Saved entries

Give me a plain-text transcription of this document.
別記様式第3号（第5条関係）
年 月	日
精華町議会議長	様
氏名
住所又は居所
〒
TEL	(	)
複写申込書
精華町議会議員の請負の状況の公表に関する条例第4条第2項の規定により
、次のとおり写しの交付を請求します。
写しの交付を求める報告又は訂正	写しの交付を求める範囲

Aim of the exercise
Restate each record exactly as written.

Solved problem
Give me a plain-text transcription of this document.
別記様式第3号（第5条関係）
年 月	日
精華町議会議長	様
氏名
住所又は居所
〒
TEL	(	)
複写申込書
精華町議会議員の請負の状況の公表に関する条例第4条第2項の規定により
、次のとおり写しの交付を請求します。
写しの交付を求める報告又は訂正	写しの交付を求める範囲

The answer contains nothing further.